Work to be completed:
Examine the records and identify each line that includes the string "colors". Copy those lines.

Listed records:
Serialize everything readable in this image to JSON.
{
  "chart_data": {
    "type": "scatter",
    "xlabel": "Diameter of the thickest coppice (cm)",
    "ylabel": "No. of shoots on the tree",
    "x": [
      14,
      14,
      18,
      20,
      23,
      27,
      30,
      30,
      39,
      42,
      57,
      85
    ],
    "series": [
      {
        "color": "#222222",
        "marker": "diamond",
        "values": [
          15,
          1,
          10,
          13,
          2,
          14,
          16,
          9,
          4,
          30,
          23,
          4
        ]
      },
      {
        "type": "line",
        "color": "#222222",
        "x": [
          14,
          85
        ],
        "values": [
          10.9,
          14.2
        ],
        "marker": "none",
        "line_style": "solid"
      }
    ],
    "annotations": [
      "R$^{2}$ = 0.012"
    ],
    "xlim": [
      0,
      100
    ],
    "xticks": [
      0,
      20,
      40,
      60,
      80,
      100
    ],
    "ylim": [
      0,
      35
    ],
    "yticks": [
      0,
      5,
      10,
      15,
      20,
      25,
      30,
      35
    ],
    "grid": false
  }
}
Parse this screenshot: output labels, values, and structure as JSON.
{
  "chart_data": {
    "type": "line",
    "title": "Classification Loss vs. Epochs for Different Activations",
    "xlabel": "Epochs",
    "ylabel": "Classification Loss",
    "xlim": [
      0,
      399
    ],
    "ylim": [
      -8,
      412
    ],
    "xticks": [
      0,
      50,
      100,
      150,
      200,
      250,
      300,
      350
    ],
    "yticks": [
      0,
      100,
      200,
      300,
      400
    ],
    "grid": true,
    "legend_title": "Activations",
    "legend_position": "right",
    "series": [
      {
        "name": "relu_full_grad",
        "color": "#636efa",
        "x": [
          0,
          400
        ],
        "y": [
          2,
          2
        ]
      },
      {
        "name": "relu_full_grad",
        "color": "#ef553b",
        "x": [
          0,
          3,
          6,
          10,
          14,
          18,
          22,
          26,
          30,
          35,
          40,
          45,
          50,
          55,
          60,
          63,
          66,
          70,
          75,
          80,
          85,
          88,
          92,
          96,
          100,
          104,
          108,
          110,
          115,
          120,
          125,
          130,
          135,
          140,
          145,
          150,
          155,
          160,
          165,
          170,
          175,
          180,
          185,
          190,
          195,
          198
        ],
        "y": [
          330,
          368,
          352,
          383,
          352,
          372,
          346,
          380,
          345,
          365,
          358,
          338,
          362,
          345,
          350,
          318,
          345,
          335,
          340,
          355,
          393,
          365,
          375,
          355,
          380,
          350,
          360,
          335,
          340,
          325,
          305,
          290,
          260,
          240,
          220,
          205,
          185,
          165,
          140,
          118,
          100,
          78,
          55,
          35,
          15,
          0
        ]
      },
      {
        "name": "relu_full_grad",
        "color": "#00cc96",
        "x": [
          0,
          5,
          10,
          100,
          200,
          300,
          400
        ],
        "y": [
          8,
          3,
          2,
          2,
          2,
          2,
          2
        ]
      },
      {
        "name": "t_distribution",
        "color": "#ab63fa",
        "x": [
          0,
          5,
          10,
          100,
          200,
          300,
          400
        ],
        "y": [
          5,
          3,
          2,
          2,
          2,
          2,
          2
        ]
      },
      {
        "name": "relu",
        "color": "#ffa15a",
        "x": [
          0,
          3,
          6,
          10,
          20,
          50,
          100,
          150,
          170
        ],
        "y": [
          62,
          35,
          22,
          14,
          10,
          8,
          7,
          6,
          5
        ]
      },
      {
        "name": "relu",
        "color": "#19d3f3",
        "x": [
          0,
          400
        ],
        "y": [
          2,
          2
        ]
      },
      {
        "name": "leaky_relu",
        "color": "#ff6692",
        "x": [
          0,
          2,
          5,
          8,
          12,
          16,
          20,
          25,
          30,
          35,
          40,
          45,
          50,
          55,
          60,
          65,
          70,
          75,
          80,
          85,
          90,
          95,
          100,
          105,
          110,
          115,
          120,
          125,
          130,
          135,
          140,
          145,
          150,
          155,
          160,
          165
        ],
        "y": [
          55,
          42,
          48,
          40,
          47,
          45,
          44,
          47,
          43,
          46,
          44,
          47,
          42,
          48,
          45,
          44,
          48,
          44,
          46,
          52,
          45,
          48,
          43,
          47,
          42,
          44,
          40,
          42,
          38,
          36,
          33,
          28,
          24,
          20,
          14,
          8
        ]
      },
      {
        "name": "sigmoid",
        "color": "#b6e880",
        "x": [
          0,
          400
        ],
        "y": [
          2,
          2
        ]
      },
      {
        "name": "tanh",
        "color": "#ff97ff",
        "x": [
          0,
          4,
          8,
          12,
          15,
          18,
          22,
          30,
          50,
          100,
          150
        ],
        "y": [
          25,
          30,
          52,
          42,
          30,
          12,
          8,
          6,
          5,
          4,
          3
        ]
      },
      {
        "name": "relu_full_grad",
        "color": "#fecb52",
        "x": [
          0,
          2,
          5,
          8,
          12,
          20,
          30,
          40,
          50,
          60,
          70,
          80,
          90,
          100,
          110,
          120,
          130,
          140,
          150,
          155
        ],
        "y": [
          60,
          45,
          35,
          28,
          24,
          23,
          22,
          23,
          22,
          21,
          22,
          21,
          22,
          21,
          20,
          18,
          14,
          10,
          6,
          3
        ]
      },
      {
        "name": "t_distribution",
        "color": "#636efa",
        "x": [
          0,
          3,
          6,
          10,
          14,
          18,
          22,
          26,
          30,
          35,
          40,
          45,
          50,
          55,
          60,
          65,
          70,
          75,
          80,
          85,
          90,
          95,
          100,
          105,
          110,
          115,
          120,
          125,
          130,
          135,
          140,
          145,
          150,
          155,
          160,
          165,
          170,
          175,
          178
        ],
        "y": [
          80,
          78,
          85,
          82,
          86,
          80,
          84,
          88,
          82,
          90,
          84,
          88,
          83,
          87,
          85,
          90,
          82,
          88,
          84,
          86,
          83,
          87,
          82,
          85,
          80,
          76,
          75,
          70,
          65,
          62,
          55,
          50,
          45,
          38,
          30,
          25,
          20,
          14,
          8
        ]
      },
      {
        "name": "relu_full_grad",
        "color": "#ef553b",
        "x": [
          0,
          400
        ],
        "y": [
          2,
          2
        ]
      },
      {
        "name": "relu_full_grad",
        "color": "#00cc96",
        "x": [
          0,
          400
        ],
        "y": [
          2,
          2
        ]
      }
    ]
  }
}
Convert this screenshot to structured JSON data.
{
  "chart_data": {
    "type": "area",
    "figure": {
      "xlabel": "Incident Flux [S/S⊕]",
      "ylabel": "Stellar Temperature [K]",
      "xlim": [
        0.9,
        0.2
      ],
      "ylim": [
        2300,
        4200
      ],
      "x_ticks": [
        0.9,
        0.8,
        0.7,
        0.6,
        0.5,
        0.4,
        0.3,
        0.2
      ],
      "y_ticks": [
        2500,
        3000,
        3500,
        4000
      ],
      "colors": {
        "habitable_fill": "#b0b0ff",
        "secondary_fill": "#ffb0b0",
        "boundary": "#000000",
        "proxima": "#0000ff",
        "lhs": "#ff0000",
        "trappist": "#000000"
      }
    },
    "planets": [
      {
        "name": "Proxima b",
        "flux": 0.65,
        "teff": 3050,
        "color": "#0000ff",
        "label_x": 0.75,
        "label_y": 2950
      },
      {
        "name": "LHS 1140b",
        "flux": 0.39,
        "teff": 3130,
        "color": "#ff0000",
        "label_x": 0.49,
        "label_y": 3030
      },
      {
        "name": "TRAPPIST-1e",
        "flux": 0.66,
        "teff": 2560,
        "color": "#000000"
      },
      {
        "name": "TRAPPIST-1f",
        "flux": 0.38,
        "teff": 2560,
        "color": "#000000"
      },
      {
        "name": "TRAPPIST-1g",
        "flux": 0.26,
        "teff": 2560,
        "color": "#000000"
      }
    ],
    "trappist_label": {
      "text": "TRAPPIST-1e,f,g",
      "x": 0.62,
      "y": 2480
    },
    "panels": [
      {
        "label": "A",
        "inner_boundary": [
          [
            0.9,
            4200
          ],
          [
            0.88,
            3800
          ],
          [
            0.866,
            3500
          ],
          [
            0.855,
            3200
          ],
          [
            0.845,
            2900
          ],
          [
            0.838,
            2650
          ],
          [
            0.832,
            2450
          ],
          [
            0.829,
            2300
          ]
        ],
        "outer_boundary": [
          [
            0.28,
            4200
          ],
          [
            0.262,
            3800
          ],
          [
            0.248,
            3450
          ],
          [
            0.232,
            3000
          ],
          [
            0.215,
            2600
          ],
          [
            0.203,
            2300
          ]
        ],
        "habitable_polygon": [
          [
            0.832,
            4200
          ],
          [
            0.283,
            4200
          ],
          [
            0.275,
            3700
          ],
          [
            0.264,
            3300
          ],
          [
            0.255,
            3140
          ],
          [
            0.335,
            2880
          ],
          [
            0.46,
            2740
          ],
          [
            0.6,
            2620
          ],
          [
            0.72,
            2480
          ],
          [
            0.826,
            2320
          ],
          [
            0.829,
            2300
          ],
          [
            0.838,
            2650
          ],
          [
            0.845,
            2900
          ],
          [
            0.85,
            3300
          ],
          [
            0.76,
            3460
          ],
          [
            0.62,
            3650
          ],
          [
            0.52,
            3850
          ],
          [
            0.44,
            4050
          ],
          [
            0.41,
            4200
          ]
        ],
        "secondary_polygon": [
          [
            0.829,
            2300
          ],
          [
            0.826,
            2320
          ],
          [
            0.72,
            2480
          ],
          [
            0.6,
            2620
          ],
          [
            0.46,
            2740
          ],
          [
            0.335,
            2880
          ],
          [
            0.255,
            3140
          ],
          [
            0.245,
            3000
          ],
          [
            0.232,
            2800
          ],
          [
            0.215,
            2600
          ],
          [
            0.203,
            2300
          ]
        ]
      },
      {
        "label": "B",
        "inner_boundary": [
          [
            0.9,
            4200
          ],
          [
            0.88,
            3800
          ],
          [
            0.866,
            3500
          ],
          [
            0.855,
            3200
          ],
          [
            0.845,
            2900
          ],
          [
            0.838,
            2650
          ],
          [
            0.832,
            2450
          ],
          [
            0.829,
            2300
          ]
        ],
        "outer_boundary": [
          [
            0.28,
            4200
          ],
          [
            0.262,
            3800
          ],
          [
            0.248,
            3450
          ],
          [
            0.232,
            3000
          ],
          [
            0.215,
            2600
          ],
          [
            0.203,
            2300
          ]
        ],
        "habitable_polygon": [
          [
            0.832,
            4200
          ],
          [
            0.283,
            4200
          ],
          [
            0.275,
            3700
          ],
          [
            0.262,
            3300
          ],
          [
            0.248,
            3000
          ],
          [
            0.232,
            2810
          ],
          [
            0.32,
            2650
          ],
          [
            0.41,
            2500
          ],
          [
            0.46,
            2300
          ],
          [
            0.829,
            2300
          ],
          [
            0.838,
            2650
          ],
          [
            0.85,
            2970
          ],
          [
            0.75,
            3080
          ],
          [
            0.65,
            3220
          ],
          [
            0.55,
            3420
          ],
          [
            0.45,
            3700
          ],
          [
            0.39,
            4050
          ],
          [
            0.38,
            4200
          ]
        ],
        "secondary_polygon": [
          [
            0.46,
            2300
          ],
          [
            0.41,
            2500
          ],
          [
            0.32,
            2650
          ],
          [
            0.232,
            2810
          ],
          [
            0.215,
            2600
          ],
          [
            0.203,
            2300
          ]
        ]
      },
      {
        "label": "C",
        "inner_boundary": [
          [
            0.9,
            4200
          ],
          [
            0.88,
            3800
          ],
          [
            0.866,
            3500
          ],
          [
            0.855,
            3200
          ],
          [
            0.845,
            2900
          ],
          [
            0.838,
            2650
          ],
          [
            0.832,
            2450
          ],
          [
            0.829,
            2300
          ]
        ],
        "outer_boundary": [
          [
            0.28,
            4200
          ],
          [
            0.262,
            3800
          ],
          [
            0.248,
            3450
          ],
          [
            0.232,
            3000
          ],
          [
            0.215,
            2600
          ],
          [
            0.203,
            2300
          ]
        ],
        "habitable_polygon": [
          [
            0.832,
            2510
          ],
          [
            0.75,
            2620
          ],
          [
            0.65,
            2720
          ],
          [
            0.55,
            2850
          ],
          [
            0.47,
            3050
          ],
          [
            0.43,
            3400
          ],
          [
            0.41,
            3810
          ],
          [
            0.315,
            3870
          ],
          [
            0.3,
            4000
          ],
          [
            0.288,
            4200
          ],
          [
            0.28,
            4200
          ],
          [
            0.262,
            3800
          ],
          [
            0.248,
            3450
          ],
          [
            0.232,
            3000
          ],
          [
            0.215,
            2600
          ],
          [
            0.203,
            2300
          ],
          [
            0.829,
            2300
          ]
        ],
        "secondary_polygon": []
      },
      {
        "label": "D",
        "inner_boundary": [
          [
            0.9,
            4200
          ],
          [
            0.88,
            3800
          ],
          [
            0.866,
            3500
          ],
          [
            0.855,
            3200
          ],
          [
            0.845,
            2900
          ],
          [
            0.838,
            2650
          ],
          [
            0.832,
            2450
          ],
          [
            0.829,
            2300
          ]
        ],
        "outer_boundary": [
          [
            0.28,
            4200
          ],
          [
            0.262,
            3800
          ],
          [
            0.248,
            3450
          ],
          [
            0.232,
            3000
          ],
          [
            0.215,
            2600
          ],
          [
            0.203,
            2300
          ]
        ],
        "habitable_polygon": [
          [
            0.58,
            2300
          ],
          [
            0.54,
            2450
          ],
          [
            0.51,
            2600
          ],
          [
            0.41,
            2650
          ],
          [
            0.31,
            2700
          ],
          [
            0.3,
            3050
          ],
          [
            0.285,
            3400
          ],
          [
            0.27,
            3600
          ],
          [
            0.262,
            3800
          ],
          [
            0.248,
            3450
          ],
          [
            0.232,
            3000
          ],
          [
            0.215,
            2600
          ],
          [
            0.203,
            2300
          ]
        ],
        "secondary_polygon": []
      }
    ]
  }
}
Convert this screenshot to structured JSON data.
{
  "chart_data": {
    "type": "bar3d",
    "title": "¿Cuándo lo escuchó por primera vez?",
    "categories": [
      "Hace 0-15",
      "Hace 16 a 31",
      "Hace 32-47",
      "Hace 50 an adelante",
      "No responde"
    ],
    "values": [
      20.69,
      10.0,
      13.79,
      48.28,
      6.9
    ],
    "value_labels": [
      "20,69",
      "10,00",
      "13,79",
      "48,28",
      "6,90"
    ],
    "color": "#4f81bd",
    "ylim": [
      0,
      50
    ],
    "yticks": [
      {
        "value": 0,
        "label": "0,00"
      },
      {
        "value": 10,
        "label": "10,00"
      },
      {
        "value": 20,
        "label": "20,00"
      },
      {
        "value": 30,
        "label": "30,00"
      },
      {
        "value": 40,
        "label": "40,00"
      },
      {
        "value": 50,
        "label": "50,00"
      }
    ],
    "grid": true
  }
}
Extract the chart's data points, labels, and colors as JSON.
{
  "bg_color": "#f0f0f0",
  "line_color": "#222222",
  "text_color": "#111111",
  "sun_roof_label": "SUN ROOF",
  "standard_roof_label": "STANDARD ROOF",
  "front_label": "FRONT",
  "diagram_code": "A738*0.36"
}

Solution for this problem:
      "colors": {
Extract the chart's data points, labels, and colors as JSON.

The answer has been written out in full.